→ EXERCISE BRIEF:
Report how many lines contain "this". The answer is a single number.

Dataset rows about figures:
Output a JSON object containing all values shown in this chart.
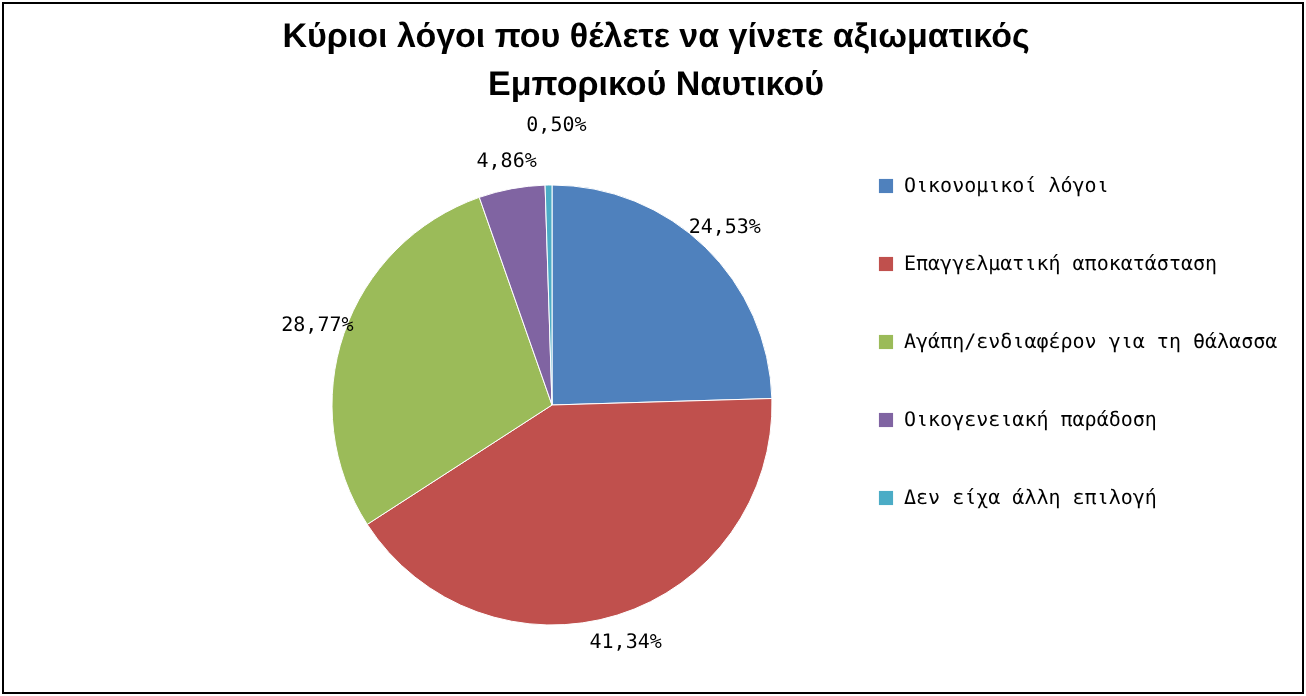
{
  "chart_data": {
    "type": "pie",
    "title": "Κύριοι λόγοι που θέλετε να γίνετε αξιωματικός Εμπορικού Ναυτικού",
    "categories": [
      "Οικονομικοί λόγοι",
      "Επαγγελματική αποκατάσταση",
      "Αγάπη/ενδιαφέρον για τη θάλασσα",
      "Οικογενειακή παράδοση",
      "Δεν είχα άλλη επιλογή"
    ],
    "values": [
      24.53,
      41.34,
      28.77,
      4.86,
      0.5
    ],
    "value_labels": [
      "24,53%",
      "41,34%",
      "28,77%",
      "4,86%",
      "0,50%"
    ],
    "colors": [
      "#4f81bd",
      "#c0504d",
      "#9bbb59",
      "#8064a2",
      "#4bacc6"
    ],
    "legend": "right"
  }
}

==

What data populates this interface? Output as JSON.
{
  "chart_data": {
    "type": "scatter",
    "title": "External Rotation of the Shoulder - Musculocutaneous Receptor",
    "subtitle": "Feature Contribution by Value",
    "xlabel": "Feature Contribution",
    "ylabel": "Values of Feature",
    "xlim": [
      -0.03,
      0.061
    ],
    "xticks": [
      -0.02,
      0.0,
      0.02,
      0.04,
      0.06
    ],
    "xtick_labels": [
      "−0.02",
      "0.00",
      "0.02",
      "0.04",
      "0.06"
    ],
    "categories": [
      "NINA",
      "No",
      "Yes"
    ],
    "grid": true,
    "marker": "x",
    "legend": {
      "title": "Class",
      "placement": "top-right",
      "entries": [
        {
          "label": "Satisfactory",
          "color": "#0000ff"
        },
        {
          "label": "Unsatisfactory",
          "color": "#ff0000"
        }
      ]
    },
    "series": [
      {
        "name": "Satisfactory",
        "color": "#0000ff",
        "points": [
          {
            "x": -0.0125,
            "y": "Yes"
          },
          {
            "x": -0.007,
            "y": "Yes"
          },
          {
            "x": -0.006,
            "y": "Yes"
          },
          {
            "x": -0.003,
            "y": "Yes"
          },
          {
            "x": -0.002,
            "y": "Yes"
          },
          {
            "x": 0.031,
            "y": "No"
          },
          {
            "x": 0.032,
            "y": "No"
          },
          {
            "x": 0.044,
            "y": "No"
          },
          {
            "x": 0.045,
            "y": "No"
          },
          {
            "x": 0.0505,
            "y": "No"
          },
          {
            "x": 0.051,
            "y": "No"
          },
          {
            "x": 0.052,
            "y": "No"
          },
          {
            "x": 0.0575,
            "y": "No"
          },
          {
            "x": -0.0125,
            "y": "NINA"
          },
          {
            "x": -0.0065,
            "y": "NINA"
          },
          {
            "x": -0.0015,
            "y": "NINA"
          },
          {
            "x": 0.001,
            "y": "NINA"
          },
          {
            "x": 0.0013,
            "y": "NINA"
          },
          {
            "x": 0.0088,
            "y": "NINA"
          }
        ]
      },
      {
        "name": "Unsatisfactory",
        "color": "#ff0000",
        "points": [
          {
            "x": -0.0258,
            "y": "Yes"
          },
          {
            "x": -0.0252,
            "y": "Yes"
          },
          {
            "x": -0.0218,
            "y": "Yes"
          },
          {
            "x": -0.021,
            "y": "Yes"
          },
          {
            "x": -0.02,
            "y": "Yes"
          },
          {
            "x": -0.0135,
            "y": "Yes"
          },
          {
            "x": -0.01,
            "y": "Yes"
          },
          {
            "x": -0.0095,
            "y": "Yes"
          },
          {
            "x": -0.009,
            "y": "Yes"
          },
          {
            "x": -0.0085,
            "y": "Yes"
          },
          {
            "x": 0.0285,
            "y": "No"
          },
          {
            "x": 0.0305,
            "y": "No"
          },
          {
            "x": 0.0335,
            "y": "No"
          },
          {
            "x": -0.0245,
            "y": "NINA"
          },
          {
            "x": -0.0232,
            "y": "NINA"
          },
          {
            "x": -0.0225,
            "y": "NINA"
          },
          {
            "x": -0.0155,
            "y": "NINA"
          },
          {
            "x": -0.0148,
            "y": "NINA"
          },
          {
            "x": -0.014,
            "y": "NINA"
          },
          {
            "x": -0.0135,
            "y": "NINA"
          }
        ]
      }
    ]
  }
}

→ EXERCISE ANSWER:
2